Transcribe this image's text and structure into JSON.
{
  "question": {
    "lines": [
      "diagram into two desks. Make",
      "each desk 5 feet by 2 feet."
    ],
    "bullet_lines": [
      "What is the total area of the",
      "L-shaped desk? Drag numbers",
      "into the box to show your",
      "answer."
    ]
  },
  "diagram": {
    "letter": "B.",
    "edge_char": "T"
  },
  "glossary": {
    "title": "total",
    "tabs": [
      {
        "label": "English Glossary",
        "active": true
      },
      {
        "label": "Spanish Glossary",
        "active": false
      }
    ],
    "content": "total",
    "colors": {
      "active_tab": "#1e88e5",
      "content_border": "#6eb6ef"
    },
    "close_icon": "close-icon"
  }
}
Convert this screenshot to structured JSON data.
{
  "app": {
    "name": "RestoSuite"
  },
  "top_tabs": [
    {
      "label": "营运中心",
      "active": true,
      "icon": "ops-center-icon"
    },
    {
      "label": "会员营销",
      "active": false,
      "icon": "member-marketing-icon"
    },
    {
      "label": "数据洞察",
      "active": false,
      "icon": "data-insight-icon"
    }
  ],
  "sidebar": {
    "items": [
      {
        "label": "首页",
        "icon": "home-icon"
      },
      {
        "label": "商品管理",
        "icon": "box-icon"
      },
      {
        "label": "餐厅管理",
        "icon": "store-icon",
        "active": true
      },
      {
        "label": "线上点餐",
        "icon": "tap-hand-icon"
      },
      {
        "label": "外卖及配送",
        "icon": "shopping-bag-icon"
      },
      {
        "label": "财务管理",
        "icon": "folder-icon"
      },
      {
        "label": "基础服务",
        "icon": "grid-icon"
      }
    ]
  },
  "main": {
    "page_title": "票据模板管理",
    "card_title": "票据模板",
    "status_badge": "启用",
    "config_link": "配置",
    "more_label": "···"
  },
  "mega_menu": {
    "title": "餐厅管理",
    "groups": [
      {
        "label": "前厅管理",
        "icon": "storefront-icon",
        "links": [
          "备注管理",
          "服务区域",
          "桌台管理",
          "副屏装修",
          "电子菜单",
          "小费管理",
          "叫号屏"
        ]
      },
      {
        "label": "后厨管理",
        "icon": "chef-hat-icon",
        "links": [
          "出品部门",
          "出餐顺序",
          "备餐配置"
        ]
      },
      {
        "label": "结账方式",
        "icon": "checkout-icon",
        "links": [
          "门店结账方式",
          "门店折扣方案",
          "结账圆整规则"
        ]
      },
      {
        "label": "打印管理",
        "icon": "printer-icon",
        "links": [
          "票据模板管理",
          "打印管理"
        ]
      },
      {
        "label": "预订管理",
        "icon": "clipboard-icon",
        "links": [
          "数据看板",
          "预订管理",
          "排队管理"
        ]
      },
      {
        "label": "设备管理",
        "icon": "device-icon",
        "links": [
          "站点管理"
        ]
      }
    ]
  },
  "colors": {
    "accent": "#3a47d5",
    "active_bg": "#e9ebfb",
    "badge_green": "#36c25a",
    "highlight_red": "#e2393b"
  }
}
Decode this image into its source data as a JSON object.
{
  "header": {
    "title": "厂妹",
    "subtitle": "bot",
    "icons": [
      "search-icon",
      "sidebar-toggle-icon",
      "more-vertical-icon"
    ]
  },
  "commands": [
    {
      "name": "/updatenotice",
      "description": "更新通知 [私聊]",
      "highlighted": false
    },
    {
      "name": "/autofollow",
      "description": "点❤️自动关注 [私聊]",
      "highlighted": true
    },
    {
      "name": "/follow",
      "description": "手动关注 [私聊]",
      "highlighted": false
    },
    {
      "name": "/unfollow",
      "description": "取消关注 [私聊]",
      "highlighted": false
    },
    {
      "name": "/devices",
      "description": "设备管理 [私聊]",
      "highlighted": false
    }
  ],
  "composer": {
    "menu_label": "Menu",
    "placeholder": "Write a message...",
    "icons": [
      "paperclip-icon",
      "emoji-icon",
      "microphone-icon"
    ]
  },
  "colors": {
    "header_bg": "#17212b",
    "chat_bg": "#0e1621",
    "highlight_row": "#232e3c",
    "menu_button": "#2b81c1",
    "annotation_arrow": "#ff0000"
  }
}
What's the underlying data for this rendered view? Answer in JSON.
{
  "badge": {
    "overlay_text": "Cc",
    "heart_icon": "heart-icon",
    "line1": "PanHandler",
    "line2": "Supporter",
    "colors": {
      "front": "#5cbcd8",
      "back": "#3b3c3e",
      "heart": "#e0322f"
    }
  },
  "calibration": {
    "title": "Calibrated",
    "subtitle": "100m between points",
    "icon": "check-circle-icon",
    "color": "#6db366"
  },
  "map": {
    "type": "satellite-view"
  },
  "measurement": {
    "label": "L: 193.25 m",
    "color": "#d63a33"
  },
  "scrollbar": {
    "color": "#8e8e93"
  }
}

● ● ●

The records above are to be repeated exactly, in their entirety.

Transcribe this image's text and structure into JSON.
{
  "question": {
    "lines": [
      "diagram into two desks. Make",
      "each desk 5 feet by 2 feet."
    ],
    "bullet_lines": [
      "What is the total area of the",
      "L-shaped desk? Drag numbers",
      "into the box to show your",
      "answer."
    ]
  },
  "diagram": {
    "letter": "B.",
    "edge_char": "T"
  },
  "glossary": {
    "title": "total",
    "tabs": [
      {
        "label": "English Glossary",
        "active": true
      },
      {
        "label": "Spanish Glossary",
        "active": false
      }
    ],
    "content": "total",
    "colors": {
      "active_tab": "#1e88e5",
      "content_border": "#6eb6ef"
    },
    "close_icon": "close-icon"
  }
}
Convert this screenshot to structured JSON data.
{
  "app": {
    "name": "RestoSuite"
  },
  "top_tabs": [
    {
      "label": "营运中心",
      "active": true,
      "icon": "ops-center-icon"
    },
    {
      "label": "会员营销",
      "active": false,
      "icon": "member-marketing-icon"
    },
    {
      "label": "数据洞察",
      "active": false,
      "icon": "data-insight-icon"
    }
  ],
  "sidebar": {
    "items": [
      {
        "label": "首页",
        "icon": "home-icon"
      },
      {
        "label": "商品管理",
        "icon": "box-icon"
      },
      {
        "label": "餐厅管理",
        "icon": "store-icon",
        "active": true
      },
      {
        "label": "线上点餐",
        "icon": "tap-hand-icon"
      },
      {
        "label": "外卖及配送",
        "icon": "shopping-bag-icon"
      },
      {
        "label": "财务管理",
        "icon": "folder-icon"
      },
      {
        "label": "基础服务",
        "icon": "grid-icon"
      }
    ]
  },
  "main": {
    "page_title": "票据模板管理",
    "card_title": "票据模板",
    "status_badge": "启用",
    "config_link": "配置",
    "more_label": "···"
  },
  "mega_menu": {
    "title": "餐厅管理",
    "groups": [
      {
        "label": "前厅管理",
        "icon": "storefront-icon",
        "links": [
          "备注管理",
          "服务区域",
          "桌台管理",
          "副屏装修",
          "电子菜单",
          "小费管理",
          "叫号屏"
        ]
      },
      {
        "label": "后厨管理",
        "icon": "chef-hat-icon",
        "links": [
          "出品部门",
          "出餐顺序",
          "备餐配置"
        ]
      },
      {
        "label": "结账方式",
        "icon": "checkout-icon",
        "links": [
          "门店结账方式",
          "门店折扣方案",
          "结账圆整规则"
        ]
      },
      {
        "label": "打印管理",
        "icon": "printer-icon",
        "links": [
          "票据模板管理",
          "打印管理"
        ]
      },
      {
        "label": "预订管理",
        "icon": "clipboard-icon",
        "links": [
          "数据看板",
          "预订管理",
          "排队管理"
        ]
      },
      {
        "label": "设备管理",
        "icon": "device-icon",
        "links": [
          "站点管理"
        ]
      }
    ]
  },
  "colors": {
    "accent": "#3a47d5",
    "active_bg": "#e9ebfb",
    "badge_green": "#36c25a",
    "highlight_red": "#e2393b"
  }
}
Decode this image into its source data as a JSON object.
{
  "header": {
    "title": "厂妹",
    "subtitle": "bot",
    "icons": [
      "search-icon",
      "sidebar-toggle-icon",
      "more-vertical-icon"
    ]
  },
  "commands": [
    {
      "name": "/updatenotice",
      "description": "更新通知 [私聊]",
      "highlighted": false
    },
    {
      "name": "/autofollow",
      "description": "点❤️自动关注 [私聊]",
      "highlighted": true
    },
    {
      "name": "/follow",
      "description": "手动关注 [私聊]",
      "highlighted": false
    },
    {
      "name": "/unfollow",
      "description": "取消关注 [私聊]",
      "highlighted": false
    },
    {
      "name": "/devices",
      "description": "设备管理 [私聊]",
      "highlighted": false
    }
  ],
  "composer": {
    "menu_label": "Menu",
    "placeholder": "Write a message...",
    "icons": [
      "paperclip-icon",
      "emoji-icon",
      "microphone-icon"
    ]
  },
  "colors": {
    "header_bg": "#17212b",
    "chat_bg": "#0e1621",
    "highlight_row": "#232e3c",
    "menu_button": "#2b81c1",
    "annotation_arrow": "#ff0000"
  }
}
What's the underlying data for this rendered view? Answer in JSON.
{
  "badge": {
    "overlay_text": "Cc",
    "heart_icon": "heart-icon",
    "line1": "PanHandler",
    "line2": "Supporter",
    "colors": {
      "front": "#5cbcd8",
      "back": "#3b3c3e",
      "heart": "#e0322f"
    }
  },
  "calibration": {
    "title": "Calibrated",
    "subtitle": "100m between points",
    "icon": "check-circle-icon",
    "color": "#6db366"
  },
  "map": {
    "type": "satellite-view"
  },
  "measurement": {
    "label": "L: 193.25 m",
    "color": "#d63a33"
  },
  "scrollbar": {
    "color": "#8e8e93"
  }
}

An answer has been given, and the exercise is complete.